[A block of data]
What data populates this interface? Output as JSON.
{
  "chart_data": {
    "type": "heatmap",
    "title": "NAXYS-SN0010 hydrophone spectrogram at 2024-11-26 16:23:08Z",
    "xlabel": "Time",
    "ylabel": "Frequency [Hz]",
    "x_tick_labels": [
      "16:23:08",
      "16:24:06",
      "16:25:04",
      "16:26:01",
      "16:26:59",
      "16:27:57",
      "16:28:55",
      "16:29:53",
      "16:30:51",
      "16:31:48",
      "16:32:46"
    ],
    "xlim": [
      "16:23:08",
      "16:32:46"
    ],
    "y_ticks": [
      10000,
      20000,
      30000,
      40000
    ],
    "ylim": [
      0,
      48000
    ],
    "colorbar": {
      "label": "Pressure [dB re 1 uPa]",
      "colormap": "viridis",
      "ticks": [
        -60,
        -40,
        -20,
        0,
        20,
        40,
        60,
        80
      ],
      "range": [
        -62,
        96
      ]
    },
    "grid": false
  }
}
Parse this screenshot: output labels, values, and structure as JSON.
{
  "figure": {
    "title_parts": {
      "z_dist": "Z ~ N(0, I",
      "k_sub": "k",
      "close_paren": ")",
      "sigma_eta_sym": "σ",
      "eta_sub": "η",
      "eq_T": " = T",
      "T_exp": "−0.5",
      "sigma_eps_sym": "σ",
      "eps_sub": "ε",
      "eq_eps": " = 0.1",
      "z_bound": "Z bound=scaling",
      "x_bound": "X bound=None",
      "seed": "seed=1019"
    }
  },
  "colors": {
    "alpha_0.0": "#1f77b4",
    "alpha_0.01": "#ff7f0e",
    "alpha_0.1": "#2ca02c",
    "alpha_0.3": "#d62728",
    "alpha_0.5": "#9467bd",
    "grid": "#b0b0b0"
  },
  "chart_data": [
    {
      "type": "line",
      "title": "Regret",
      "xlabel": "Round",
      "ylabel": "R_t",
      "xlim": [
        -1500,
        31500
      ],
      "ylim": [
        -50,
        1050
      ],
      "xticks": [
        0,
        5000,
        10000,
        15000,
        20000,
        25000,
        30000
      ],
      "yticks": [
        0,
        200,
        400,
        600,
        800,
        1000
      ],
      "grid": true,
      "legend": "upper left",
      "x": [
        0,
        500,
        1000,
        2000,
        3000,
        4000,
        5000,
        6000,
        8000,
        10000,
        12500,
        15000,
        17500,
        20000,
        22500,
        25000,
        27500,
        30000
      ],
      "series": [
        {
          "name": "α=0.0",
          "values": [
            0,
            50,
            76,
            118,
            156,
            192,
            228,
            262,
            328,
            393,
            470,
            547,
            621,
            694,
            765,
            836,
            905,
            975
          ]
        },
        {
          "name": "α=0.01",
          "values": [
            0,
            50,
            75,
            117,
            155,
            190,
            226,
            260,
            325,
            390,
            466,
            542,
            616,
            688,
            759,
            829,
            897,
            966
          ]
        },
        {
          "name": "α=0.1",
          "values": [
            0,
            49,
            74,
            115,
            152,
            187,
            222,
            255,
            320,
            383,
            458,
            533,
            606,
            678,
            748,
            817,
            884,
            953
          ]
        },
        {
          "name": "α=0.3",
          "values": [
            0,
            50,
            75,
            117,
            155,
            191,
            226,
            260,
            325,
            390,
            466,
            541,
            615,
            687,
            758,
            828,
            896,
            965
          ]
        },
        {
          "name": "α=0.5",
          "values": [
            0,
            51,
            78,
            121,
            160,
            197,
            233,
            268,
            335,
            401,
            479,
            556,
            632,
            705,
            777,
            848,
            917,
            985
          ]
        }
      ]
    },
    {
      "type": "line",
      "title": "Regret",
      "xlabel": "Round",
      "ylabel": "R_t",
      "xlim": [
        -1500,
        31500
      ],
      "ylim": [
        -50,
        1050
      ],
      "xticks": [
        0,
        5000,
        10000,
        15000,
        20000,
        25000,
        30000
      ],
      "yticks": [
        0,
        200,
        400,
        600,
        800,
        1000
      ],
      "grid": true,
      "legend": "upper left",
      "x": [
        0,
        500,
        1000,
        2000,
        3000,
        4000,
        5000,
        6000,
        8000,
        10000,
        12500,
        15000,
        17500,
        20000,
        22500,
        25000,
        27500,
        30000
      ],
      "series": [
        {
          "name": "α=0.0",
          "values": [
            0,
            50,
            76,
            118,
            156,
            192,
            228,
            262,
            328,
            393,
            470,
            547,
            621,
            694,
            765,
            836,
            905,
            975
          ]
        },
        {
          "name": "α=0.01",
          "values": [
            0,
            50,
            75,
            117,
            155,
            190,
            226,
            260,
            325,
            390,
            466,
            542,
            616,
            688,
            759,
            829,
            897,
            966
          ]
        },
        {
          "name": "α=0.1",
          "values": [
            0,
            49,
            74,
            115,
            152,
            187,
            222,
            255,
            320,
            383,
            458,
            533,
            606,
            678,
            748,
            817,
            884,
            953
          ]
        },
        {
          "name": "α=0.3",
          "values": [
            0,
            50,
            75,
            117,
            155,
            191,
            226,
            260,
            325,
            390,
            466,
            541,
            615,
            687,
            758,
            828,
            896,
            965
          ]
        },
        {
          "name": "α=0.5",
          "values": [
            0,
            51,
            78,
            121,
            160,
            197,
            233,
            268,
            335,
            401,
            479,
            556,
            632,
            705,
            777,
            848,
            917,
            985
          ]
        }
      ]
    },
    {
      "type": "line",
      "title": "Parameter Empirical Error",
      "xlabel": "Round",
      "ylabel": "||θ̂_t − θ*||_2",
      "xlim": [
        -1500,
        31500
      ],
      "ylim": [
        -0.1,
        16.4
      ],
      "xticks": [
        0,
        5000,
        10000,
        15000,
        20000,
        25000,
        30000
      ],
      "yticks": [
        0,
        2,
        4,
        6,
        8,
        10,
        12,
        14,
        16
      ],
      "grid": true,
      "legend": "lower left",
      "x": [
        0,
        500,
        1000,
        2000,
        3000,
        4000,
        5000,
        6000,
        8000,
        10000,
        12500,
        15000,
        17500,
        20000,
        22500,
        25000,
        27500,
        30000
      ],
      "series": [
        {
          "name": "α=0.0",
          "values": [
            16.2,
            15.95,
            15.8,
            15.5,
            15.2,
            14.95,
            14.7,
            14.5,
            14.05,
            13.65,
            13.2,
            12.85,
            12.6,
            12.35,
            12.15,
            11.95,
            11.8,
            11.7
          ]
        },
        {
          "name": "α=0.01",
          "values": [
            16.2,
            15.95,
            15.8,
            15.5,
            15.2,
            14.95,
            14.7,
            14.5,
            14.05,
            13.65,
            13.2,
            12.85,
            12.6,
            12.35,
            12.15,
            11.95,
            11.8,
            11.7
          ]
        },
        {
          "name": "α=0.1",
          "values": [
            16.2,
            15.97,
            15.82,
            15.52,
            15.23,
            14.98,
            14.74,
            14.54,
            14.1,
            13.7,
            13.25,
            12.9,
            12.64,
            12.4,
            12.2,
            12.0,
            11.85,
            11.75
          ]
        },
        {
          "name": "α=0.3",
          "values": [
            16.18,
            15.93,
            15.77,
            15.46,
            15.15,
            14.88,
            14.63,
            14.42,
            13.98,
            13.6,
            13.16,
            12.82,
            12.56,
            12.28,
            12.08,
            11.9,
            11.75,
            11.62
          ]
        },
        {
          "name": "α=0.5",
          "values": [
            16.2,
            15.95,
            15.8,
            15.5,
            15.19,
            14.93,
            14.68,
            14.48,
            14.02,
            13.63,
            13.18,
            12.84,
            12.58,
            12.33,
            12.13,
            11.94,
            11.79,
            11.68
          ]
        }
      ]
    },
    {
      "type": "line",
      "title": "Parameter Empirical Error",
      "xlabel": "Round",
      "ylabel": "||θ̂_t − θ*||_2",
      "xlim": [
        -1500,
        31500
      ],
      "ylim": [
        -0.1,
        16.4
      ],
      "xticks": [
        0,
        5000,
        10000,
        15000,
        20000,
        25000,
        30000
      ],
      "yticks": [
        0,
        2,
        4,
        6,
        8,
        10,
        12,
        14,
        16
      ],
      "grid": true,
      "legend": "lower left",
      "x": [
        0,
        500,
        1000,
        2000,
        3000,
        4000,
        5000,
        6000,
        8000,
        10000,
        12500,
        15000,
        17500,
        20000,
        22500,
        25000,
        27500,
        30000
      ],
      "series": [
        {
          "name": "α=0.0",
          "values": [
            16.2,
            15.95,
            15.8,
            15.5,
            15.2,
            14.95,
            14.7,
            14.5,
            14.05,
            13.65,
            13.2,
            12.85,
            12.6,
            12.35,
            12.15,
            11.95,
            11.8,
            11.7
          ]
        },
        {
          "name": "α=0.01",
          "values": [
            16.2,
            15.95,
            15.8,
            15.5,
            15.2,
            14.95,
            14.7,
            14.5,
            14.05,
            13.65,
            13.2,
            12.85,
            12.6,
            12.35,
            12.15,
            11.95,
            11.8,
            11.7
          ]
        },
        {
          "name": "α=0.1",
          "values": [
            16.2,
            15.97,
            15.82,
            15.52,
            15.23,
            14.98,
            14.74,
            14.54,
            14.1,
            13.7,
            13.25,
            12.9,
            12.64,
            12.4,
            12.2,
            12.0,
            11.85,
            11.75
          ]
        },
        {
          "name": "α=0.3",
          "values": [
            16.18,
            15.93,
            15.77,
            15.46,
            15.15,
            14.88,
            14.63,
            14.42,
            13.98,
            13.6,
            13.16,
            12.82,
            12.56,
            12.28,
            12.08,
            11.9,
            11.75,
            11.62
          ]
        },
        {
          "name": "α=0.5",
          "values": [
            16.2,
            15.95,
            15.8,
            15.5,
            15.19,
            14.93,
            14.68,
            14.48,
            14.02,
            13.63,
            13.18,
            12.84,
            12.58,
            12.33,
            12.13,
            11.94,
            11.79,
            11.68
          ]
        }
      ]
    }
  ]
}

§ YOUR OBJECTIVE
Look through the entries above and report the number of lines that contain "JSON". Write only the number.

§ RESPONSE TO THE TASK
2